YOUR INSTRUCTIONS: Exactly as they appear, output all of the entries.

====== INFORMATION SUPPLIED ======

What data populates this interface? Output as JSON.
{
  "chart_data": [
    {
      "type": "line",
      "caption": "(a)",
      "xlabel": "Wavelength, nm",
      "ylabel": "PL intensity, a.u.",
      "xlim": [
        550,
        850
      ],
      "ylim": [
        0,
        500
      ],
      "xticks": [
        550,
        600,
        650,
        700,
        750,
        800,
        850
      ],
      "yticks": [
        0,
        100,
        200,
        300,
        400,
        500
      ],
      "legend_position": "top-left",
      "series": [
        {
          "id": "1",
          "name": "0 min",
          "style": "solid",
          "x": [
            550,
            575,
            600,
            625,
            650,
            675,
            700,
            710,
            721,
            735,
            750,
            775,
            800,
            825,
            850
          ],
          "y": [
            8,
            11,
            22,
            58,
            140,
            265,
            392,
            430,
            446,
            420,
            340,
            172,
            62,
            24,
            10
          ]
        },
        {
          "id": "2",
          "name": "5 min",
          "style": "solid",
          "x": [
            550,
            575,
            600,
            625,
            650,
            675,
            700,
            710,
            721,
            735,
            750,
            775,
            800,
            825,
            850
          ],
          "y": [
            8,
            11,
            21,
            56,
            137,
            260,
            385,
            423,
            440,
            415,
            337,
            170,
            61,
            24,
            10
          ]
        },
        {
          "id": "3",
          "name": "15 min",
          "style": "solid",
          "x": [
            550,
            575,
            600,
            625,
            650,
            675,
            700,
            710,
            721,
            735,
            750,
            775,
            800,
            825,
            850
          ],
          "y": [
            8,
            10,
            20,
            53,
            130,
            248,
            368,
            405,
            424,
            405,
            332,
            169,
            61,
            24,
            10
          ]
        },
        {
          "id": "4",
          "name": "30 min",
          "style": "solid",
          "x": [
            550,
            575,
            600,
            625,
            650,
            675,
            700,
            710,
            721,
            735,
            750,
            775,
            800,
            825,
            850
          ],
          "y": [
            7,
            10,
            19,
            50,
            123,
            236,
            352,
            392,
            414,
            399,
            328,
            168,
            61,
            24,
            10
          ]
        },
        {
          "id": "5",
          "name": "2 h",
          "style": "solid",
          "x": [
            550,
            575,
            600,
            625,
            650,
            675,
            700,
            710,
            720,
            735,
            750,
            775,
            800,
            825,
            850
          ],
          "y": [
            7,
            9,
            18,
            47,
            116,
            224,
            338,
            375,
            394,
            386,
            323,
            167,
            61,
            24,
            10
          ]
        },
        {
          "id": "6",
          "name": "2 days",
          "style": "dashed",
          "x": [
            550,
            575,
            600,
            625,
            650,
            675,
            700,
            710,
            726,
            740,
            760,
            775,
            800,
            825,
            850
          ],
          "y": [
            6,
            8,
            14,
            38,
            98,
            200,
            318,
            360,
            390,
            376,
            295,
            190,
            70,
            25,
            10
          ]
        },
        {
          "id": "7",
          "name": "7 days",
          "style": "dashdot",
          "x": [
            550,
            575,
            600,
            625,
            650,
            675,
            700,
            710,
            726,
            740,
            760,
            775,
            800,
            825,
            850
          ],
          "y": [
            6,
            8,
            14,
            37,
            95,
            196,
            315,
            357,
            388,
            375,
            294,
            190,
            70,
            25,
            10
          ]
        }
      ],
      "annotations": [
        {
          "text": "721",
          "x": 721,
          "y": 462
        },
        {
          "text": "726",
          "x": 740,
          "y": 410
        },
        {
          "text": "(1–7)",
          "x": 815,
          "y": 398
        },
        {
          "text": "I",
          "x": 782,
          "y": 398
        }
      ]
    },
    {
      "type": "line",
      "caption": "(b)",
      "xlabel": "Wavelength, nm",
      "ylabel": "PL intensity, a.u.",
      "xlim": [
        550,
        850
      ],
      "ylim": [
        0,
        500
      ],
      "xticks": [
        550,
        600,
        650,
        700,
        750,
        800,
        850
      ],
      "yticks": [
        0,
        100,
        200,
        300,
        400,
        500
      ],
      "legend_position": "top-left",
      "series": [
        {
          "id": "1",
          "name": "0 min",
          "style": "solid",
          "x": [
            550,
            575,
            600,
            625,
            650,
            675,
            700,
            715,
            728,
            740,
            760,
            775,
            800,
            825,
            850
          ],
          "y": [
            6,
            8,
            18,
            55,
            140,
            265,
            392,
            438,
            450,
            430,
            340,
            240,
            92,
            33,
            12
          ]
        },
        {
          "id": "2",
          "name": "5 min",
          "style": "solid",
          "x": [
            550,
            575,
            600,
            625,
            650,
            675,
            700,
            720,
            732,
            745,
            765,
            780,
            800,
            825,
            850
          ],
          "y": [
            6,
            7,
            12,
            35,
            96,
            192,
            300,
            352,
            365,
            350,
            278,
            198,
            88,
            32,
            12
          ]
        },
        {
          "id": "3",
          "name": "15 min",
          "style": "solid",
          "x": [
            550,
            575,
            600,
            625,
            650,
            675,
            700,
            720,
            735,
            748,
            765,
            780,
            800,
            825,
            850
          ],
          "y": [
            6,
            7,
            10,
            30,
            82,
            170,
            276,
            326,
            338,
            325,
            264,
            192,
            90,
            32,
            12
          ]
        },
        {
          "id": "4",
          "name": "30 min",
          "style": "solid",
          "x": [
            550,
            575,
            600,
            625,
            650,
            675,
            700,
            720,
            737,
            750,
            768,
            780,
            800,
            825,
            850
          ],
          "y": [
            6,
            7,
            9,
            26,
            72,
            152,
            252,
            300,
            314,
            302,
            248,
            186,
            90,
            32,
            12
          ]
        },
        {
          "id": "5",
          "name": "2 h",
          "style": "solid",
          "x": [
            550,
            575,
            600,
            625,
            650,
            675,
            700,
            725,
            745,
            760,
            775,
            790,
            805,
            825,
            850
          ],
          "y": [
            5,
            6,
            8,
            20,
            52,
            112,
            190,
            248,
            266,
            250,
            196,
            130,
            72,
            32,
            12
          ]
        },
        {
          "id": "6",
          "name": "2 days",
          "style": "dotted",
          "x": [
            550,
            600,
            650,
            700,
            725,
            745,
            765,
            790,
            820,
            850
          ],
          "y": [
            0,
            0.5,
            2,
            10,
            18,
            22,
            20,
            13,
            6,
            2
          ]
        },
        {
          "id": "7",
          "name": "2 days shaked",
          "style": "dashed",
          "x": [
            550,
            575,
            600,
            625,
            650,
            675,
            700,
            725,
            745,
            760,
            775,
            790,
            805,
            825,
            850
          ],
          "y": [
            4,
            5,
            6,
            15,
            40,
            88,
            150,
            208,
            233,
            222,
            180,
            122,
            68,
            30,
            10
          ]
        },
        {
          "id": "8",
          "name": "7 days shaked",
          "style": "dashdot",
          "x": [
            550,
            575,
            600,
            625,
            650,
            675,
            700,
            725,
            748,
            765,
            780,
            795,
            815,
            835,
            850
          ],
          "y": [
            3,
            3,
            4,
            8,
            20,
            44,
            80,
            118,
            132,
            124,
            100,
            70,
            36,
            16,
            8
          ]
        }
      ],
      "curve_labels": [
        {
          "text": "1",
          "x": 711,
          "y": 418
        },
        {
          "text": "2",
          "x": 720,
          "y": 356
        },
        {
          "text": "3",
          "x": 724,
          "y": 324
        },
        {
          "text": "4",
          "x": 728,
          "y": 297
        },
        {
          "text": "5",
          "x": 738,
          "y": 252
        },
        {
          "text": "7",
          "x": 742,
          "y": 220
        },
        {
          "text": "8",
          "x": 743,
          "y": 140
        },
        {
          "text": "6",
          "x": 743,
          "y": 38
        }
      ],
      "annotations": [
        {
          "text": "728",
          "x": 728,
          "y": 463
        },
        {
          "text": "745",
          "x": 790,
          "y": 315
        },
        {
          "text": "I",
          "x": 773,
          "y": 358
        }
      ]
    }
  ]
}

======

FULL ANSWER:
What data populates this interface? Output as JSON.
{
  "chart_data": [
    {
      "type": "line",
      "caption": "(a)",
      "xlabel": "Wavelength, nm",
      "ylabel": "PL intensity, a.u.",
      "xlim": [
        550,
        850
      ],
      "ylim": [
        0,
        500
      ],
      "xticks": [
        550,
        600,
        650,
        700,
        750,
        800,
        850
      ],
      "yticks": [
        0,
        100,
        200,
        300,
        400,
        500
      ],
      "legend_position": "top-left",
      "series": [
        {
          "id": "1",
          "name": "0 min",
          "style": "solid",
          "x": [
            550,
            575,
            600,
            625,
            650,
            675,
            700,
            710,
            721,
            735,
            750,
            775,
            800,
            825,
            850
          ],
          "y": [
            8,
            11,
            22,
            58,
            140,
            265,
            392,
            430,
            446,
            420,
            340,
            172,
            62,
            24,
            10
          ]
        },
        {
          "id": "2",
          "name": "5 min",
          "style": "solid",
          "x": [
            550,
            575,
            600,
            625,
            650,
            675,
            700,
            710,
            721,
            735,
            750,
            775,
            800,
            825,
            850
          ],
          "y": [
            8,
            11,
            21,
            56,
            137,
            260,
            385,
            423,
            440,
            415,
            337,
            170,
            61,
            24,
            10
          ]
        },
        {
          "id": "3",
          "name": "15 min",
          "style": "solid",
          "x": [
            550,
            575,
            600,
            625,
            650,
            675,
            700,
            710,
            721,
            735,
            750,
            775,
            800,
            825,
            850
          ],
          "y": [
            8,
            10,
            20,
            53,
            130,
            248,
            368,
            405,
            424,
            405,
            332,
            169,
            61,
            24,
            10
          ]
        },
        {
          "id": "4",
          "name": "30 min",
          "style": "solid",
          "x": [
            550,
            575,
            600,
            625,
            650,
            675,
            700,
            710,
            721,
            735,
            750,
            775,
            800,
            825,
            850
          ],
          "y": [
            7,
            10,
            19,
            50,
            123,
            236,
            352,
            392,
            414,
            399,
            328,
            168,
            61,
            24,
            10
          ]
        },
        {
          "id": "5",
          "name": "2 h",
          "style": "solid",
          "x": [
            550,
            575,
            600,
            625,
            650,
            675,
            700,
            710,
            720,
            735,
            750,
            775,
            800,
            825,
            850
          ],
          "y": [
            7,
            9,
            18,
            47,
            116,
            224,
            338,
            375,
            394,
            386,
            323,
            167,
            61,
            24,
            10
          ]
        },
        {
          "id": "6",
          "name": "2 days",
          "style": "dashed",
          "x": [
            550,
            575,
            600,
            625,
            650,
            675,
            700,
            710,
            726,
            740,
            760,
            775,
            800,
            825,
            850
          ],
          "y": [
            6,
            8,
            14,
            38,
            98,
            200,
            318,
            360,
            390,
            376,
            295,
            190,
            70,
            25,
            10
          ]
        },
        {
          "id": "7",
          "name": "7 days",
          "style": "dashdot",
          "x": [
            550,
            575,
            600,
            625,
            650,
            675,
            700,
            710,
            726,
            740,
            760,
            775,
            800,
            825,
            850
          ],
          "y": [
            6,
            8,
            14,
            37,
            95,
            196,
            315,
            357,
            388,
            375,
            294,
            190,
            70,
            25,
            10
          ]
        }
      ],
      "annotations": [
        {
          "text": "721",
          "x": 721,
          "y": 462
        },
        {
          "text": "726",
          "x": 740,
          "y": 410
        },
        {
          "text": "(1–7)",
          "x": 815,
          "y": 398
        },
        {
          "text": "I",
          "x": 782,
          "y": 398
        }
      ]
    },
    {
      "type": "line",
      "caption": "(b)",
      "xlabel": "Wavelength, nm",
      "ylabel": "PL intensity, a.u.",
      "xlim": [
        550,
        850
      ],
      "ylim": [
        0,
        500
      ],
      "xticks": [
        550,
        600,
        650,
        700,
        750,
        800,
        850
      ],
      "yticks": [
        0,
        100,
        200,
        300,
        400,
        500
      ],
      "legend_position": "top-left",
      "series": [
        {
          "id": "1",
          "name": "0 min",
          "style": "solid",
          "x": [
            550,
            575,
            600,
            625,
            650,
            675,
            700,
            715,
            728,
            740,
            760,
            775,
            800,
            825,
            850
          ],
          "y": [
            6,
            8,
            18,
            55,
            140,
            265,
            392,
            438,
            450,
            430,
            340,
            240,
            92,
            33,
            12
          ]
        },
        {
          "id": "2",
          "name": "5 min",
          "style": "solid",
          "x": [
            550,
            575,
            600,
            625,
            650,
            675,
            700,
            720,
            732,
            745,
            765,
            780,
            800,
            825,
            850
          ],
          "y": [
            6,
            7,
            12,
            35,
            96,
            192,
            300,
            352,
            365,
            350,
            278,
            198,
            88,
            32,
            12
          ]
        },
        {
          "id": "3",
          "name": "15 min",
          "style": "solid",
          "x": [
            550,
            575,
            600,
            625,
            650,
            675,
            700,
            720,
            735,
            748,
            765,
            780,
            800,
            825,
            850
          ],
          "y": [
            6,
            7,
            10,
            30,
            82,
            170,
            276,
            326,
            338,
            325,
            264,
            192,
            90,
            32,
            12
          ]
        },
        {
          "id": "4",
          "name": "30 min",
          "style": "solid",
          "x": [
            550,
            575,
            600,
            625,
            650,
            675,
            700,
            720,
            737,
            750,
            768,
            780,
            800,
            825,
            850
          ],
          "y": [
            6,
            7,
            9,
            26,
            72,
            152,
            252,
            300,
            314,
            302,
            248,
            186,
            90,
            32,
            12
          ]
        },
        {
          "id": "5",
          "name": "2 h",
          "style": "solid",
          "x": [
            550,
            575,
            600,
            625,
            650,
            675,
            700,
            725,
            745,
            760,
            775,
            790,
            805,
            825,
            850
          ],
          "y": [
            5,
            6,
            8,
            20,
            52,
            112,
            190,
            248,
            266,
            250,
            196,
            130,
            72,
            32,
            12
          ]
        },
        {
          "id": "6",
          "name": "2 days",
          "style": "dotted",
          "x": [
            550,
            600,
            650,
            700,
            725,
            745,
            765,
            790,
            820,
            850
          ],
          "y": [
            0,
            0.5,
            2,
            10,
            18,
            22,
            20,
            13,
            6,
            2
          ]
        },
        {
          "id": "7",
          "name": "2 days shaked",
          "style": "dashed",
          "x": [
            550,
            575,
            600,
            625,
            650,
            675,
            700,
            725,
            745,
            760,
            775,
            790,
            805,
            825,
            850
          ],
          "y": [
            4,
            5,
            6,
            15,
            40,
            88,
            150,
            208,
            233,
            222,
            180,
            122,
            68,
            30,
            10
          ]
        },
        {
          "id": "8",
          "name": "7 days shaked",
          "style": "dashdot",
          "x": [
            550,
            575,
            600,
            625,
            650,
            675,
            700,
            725,
            748,
            765,
            780,
            795,
            815,
            835,
            850
          ],
          "y": [
            3,
            3,
            4,
            8,
            20,
            44,
            80,
            118,
            132,
            124,
            100,
            70,
            36,
            16,
            8
          ]
        }
      ],
      "curve_labels": [
        {
          "text": "1",
          "x": 711,
          "y": 418
        },
        {
          "text": "2",
          "x": 720,
          "y": 356
        },
        {
          "text": "3",
          "x": 724,
          "y": 324
        },
        {
          "text": "4",
          "x": 728,
          "y": 297
        },
        {
          "text": "5",
          "x": 738,
          "y": 252
        },
        {
          "text": "7",
          "x": 742,
          "y": 220
        },
        {
          "text": "8",
          "x": 743,
          "y": 140
        },
        {
          "text": "6",
          "x": 743,
          "y": 38
        }
      ],
      "annotations": [
        {
          "text": "728",
          "x": 728,
          "y": 463
        },
        {
          "text": "745",
          "x": 790,
          "y": 315
        },
        {
          "text": "I",
          "x": 773,
          "y": 358
        }
      ]
    }
  ]
}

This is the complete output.